Problem to solve: In the entries below, find the lines with the word "time" and copy them.

══ Task inputs

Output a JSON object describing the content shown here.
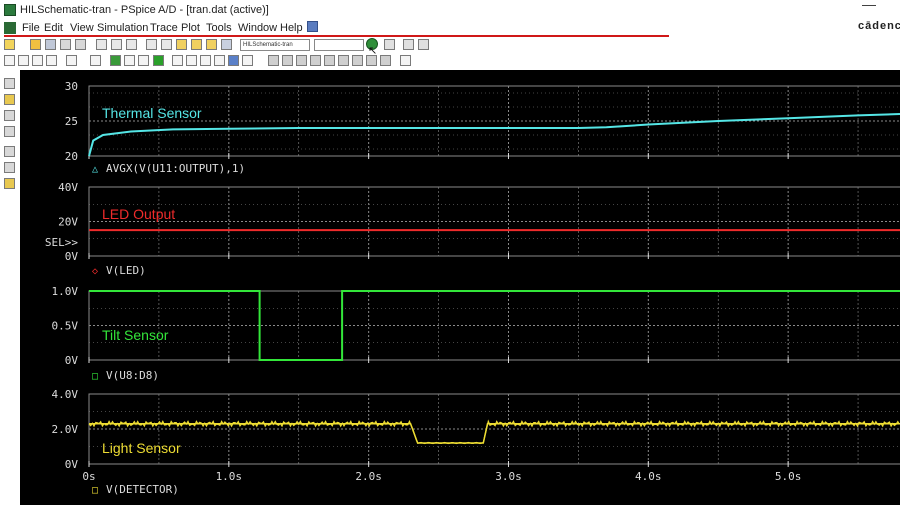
{
  "window": {
    "title": "HILSchematic-tran - PSpice A/D - [tran.dat (active)]",
    "brand": "cādenc"
  },
  "menu": [
    "File",
    "Edit",
    "View",
    "Simulation",
    "Trace",
    "Plot",
    "Tools",
    "Window",
    "Help"
  ],
  "toolbar": {
    "profile_value": "HILSchematic-tran",
    "search_value": ""
  },
  "colors": {
    "plot_bg": "#000000",
    "grid": "#8a8a8a",
    "axis_text": "#dcdcdc",
    "thermal": "#55e6e6",
    "led": "#ef2b2b",
    "tilt": "#33e63a",
    "light": "#eedd33",
    "menu_accent": "#d01818"
  },
  "x_axis": {
    "ticks": [
      "0s",
      "1.0s",
      "2.0s",
      "3.0s",
      "4.0s",
      "5.0s"
    ]
  },
  "traces": [
    {
      "id": "thermal",
      "label": "Thermal Sensor",
      "trace_name": "AVGX(V(U11:OUTPUT),1)",
      "marker": "△",
      "ticks": [
        "30",
        "25",
        "20"
      ]
    },
    {
      "id": "led",
      "label": "LED Output",
      "trace_name": "V(LED)",
      "marker": "◇",
      "selected_marker": "SEL>>",
      "ticks": [
        "40V",
        "20V",
        "0V"
      ]
    },
    {
      "id": "tilt",
      "label": "Tilt Sensor",
      "trace_name": "V(U8:D8)",
      "marker": "□",
      "ticks": [
        "1.0V",
        "0.5V",
        "0V"
      ]
    },
    {
      "id": "light",
      "label": "Light Sensor",
      "trace_name": "V(DETECTOR)",
      "marker": "□",
      "ticks": [
        "4.0V",
        "2.0V",
        "0V"
      ]
    }
  ],
  "chart_data": [
    {
      "type": "line",
      "title": "",
      "xlabel": "",
      "ylabel": "",
      "xlim": [
        0,
        5.8
      ],
      "ylim": [
        20,
        30
      ],
      "series": [
        {
          "name": "AVGX(V(U11:OUTPUT),1)",
          "x": [
            0,
            0.03,
            0.1,
            0.3,
            0.6,
            1.0,
            1.5,
            2.0,
            2.5,
            3.0,
            3.5,
            3.7,
            4.0,
            4.5,
            5.0,
            5.5,
            5.8
          ],
          "y": [
            20,
            22.2,
            23.0,
            23.5,
            23.8,
            23.9,
            24.0,
            24.0,
            24.0,
            24.0,
            24.0,
            24.1,
            24.5,
            25.0,
            25.4,
            25.8,
            26.0
          ]
        }
      ]
    },
    {
      "type": "line",
      "title": "",
      "xlabel": "",
      "ylabel": "",
      "xlim": [
        0,
        5.8
      ],
      "ylim": [
        0,
        40
      ],
      "series": [
        {
          "name": "V(LED)",
          "x": [
            0,
            5.8
          ],
          "y": [
            15,
            15
          ]
        }
      ]
    },
    {
      "type": "line",
      "title": "",
      "xlabel": "",
      "ylabel": "",
      "xlim": [
        0,
        5.8
      ],
      "ylim": [
        0,
        1.0
      ],
      "series": [
        {
          "name": "V(U8:D8)",
          "x": [
            0,
            1.22,
            1.22,
            1.81,
            1.81,
            5.8
          ],
          "y": [
            1.0,
            1.0,
            0,
            0,
            1.0,
            1.0
          ]
        }
      ]
    },
    {
      "type": "line",
      "title": "",
      "xlabel": "",
      "ylabel": "",
      "xlim": [
        0,
        5.8
      ],
      "ylim": [
        0,
        4.0
      ],
      "series": [
        {
          "name": "V(DETECTOR)",
          "x": [
            0,
            2.3,
            2.35,
            2.82,
            2.85,
            5.8
          ],
          "y": [
            2.3,
            2.3,
            1.2,
            1.2,
            2.3,
            2.3
          ]
        }
      ]
    }
  ]
}
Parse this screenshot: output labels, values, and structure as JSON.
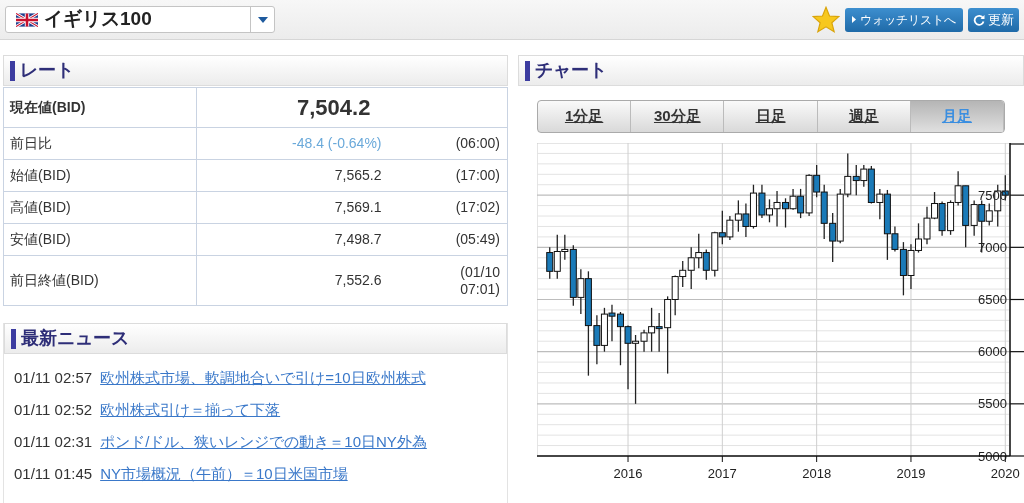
{
  "header": {
    "instrument": "イギリス100",
    "watchlist_button": "ウォッチリストへ",
    "refresh_button": "更新"
  },
  "rate": {
    "title": "レート",
    "current": {
      "label": "現在値(BID)",
      "value": "7,504.2"
    },
    "rows": [
      {
        "kind": "change",
        "label": "前日比",
        "value": "-48.4 (-0.64%)",
        "time": "(06:00)"
      },
      {
        "kind": "price",
        "label": "始値(BID)",
        "value": "7,565.2",
        "time": "(17:00)"
      },
      {
        "kind": "price",
        "label": "高値(BID)",
        "value": "7,569.1",
        "time": "(17:02)"
      },
      {
        "kind": "price",
        "label": "安値(BID)",
        "value": "7,498.7",
        "time": "(05:49)"
      },
      {
        "kind": "price",
        "label": "前日終値(BID)",
        "value": "7,552.6",
        "time": "(01/10 07:01)"
      }
    ]
  },
  "news": {
    "title": "最新ニュース",
    "items": [
      {
        "time": "01/11 02:57",
        "title": "欧州株式市場、軟調地合いで引け=10日欧州株式"
      },
      {
        "time": "01/11 02:52",
        "title": "欧州株式引け＝揃って下落"
      },
      {
        "time": "01/11 02:31",
        "title": "ポンド/ドル、狭いレンジでの動き＝10日NY外為"
      },
      {
        "time": "01/11 01:45",
        "title": "NY市場概況（午前）＝10日米国市場"
      }
    ]
  },
  "chart": {
    "title": "チャート",
    "tabs": [
      {
        "label": "1分足",
        "selected": false
      },
      {
        "label": "30分足",
        "selected": false
      },
      {
        "label": "日足",
        "selected": false
      },
      {
        "label": "週足",
        "selected": false
      },
      {
        "label": "月足",
        "selected": true
      }
    ],
    "chart_data": {
      "type": "candlestick",
      "grid": true,
      "xlim": [
        2015.035,
        2020.05
      ],
      "ylim": [
        5000,
        8000
      ],
      "xticks": [
        2016,
        2017,
        2018,
        2019,
        2020
      ],
      "yticks": [
        5000,
        5500,
        6000,
        6500,
        7000,
        7500
      ],
      "x": [
        2015.17,
        2015.25,
        2015.33,
        2015.42,
        2015.5,
        2015.58,
        2015.67,
        2015.75,
        2015.83,
        2015.92,
        2016,
        2016.08,
        2016.17,
        2016.25,
        2016.33,
        2016.42,
        2016.5,
        2016.58,
        2016.67,
        2016.75,
        2016.83,
        2016.92,
        2017,
        2017.08,
        2017.17,
        2017.25,
        2017.33,
        2017.42,
        2017.5,
        2017.58,
        2017.67,
        2017.75,
        2017.83,
        2017.92,
        2018,
        2018.08,
        2018.17,
        2018.25,
        2018.33,
        2018.42,
        2018.5,
        2018.58,
        2018.67,
        2018.75,
        2018.83,
        2018.92,
        2019,
        2019.08,
        2019.17,
        2019.25,
        2019.33,
        2019.42,
        2019.5,
        2019.58,
        2019.67,
        2019.75,
        2019.83,
        2019.92,
        2020
      ],
      "ohlc": [
        [
          6950,
          7000,
          6700,
          6770
        ],
        [
          6770,
          7120,
          6700,
          6960
        ],
        [
          6960,
          7120,
          6880,
          6980
        ],
        [
          6980,
          7020,
          6440,
          6520
        ],
        [
          6520,
          6790,
          6360,
          6700
        ],
        [
          6700,
          6770,
          5770,
          6250
        ],
        [
          6250,
          6350,
          5880,
          6060
        ],
        [
          6060,
          6420,
          6000,
          6360
        ],
        [
          6370,
          6450,
          6100,
          6340
        ],
        [
          6360,
          6380,
          5870,
          6240
        ],
        [
          6240,
          6250,
          5640,
          6080
        ],
        [
          6080,
          6160,
          5500,
          6100
        ],
        [
          6100,
          6210,
          6000,
          6180
        ],
        [
          6180,
          6420,
          6000,
          6240
        ],
        [
          6240,
          6370,
          6000,
          6230
        ],
        [
          6230,
          6530,
          5790,
          6500
        ],
        [
          6500,
          6730,
          6350,
          6720
        ],
        [
          6720,
          6870,
          6620,
          6780
        ],
        [
          6780,
          7000,
          6600,
          6900
        ],
        [
          6900,
          7130,
          6800,
          6950
        ],
        [
          6950,
          6980,
          6690,
          6780
        ],
        [
          6780,
          7150,
          6720,
          7140
        ],
        [
          7140,
          7350,
          7030,
          7100
        ],
        [
          7100,
          7300,
          7070,
          7260
        ],
        [
          7260,
          7450,
          7150,
          7320
        ],
        [
          7320,
          7420,
          7100,
          7200
        ],
        [
          7200,
          7600,
          7180,
          7520
        ],
        [
          7520,
          7600,
          7280,
          7310
        ],
        [
          7310,
          7460,
          7240,
          7370
        ],
        [
          7370,
          7540,
          7200,
          7430
        ],
        [
          7430,
          7470,
          7190,
          7370
        ],
        [
          7370,
          7560,
          7360,
          7490
        ],
        [
          7490,
          7560,
          7280,
          7330
        ],
        [
          7330,
          7700,
          7300,
          7690
        ],
        [
          7690,
          7790,
          7480,
          7530
        ],
        [
          7530,
          7600,
          7080,
          7230
        ],
        [
          7230,
          7330,
          6860,
          7060
        ],
        [
          7060,
          7560,
          7040,
          7510
        ],
        [
          7510,
          7900,
          7480,
          7680
        ],
        [
          7680,
          7790,
          7500,
          7640
        ],
        [
          7640,
          7790,
          7580,
          7750
        ],
        [
          7750,
          7780,
          7420,
          7430
        ],
        [
          7430,
          7560,
          7270,
          7510
        ],
        [
          7510,
          7550,
          6880,
          7130
        ],
        [
          7130,
          7200,
          6960,
          6980
        ],
        [
          6980,
          7050,
          6540,
          6730
        ],
        [
          6730,
          7030,
          6600,
          6970
        ],
        [
          6970,
          7230,
          6950,
          7080
        ],
        [
          7080,
          7390,
          7030,
          7280
        ],
        [
          7280,
          7530,
          7270,
          7420
        ],
        [
          7420,
          7440,
          7110,
          7160
        ],
        [
          7160,
          7450,
          7120,
          7430
        ],
        [
          7430,
          7730,
          7400,
          7590
        ],
        [
          7590,
          7590,
          7000,
          7210
        ],
        [
          7210,
          7450,
          7110,
          7410
        ],
        [
          7410,
          7450,
          6950,
          7250
        ],
        [
          7250,
          7420,
          7210,
          7350
        ],
        [
          7350,
          7600,
          7200,
          7540
        ],
        [
          7540,
          7690,
          7450,
          7500
        ]
      ]
    }
  }
}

════

Output of the task:
        "time": "(06:00)"
        "time": "(17:00)"
        "time": "(17:02)"
        "time": "(05:49)"
        "time": "(01/10 07:01)"
        "time": "01/11 02:57",
        "time": "01/11 02:52",
        "time": "01/11 02:31",
        "time": "01/11 01:45",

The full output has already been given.